**Aim:**
How many lines of these entries hold the string "sorbent"? Answer with the number alone.
>> Start
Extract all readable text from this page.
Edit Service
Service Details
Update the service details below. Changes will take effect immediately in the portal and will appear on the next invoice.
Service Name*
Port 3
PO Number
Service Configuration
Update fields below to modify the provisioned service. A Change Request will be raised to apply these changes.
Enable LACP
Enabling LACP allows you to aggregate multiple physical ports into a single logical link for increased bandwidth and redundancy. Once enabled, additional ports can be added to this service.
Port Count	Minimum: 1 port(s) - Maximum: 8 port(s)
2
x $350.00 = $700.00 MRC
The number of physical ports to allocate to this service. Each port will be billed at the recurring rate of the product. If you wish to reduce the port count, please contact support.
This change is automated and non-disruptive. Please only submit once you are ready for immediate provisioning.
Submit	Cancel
>> End
>> Start
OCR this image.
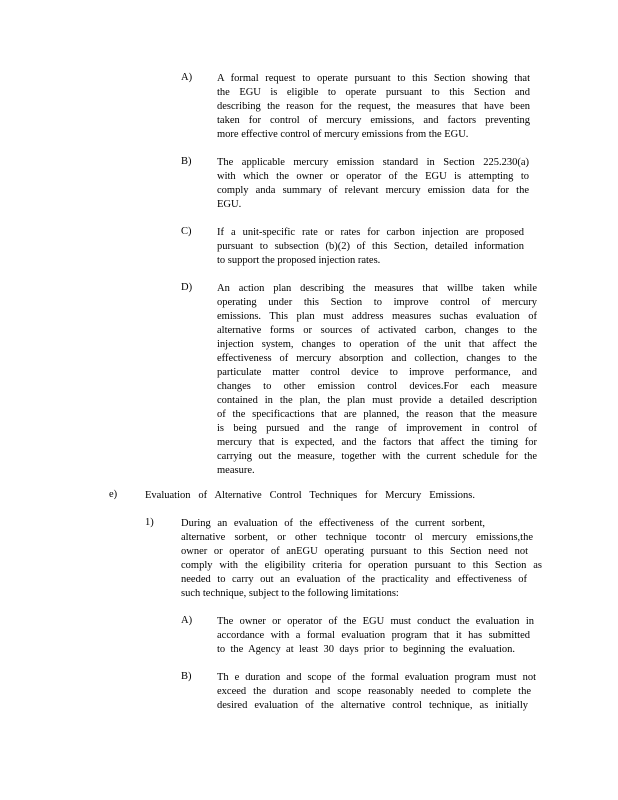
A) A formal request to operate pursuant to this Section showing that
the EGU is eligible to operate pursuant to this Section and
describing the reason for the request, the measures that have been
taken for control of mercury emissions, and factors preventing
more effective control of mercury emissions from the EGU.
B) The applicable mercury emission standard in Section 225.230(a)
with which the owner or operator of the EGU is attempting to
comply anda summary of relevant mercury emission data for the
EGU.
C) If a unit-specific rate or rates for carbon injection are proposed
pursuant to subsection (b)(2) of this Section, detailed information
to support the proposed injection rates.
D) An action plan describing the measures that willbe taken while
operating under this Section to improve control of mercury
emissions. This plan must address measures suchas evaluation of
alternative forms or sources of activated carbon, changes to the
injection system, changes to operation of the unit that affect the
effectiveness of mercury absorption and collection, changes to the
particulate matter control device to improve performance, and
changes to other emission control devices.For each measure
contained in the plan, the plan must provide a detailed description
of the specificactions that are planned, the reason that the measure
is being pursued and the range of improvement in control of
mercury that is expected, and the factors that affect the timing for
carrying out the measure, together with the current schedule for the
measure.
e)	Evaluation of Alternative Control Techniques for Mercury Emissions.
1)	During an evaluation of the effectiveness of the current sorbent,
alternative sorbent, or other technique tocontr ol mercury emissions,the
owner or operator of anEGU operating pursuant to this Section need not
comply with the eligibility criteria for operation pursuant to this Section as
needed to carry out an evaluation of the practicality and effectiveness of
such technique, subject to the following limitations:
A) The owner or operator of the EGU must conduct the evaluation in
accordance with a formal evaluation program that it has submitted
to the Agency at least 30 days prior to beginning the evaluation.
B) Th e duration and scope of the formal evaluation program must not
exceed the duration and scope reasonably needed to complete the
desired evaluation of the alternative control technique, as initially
>> End
**Written reply:**
2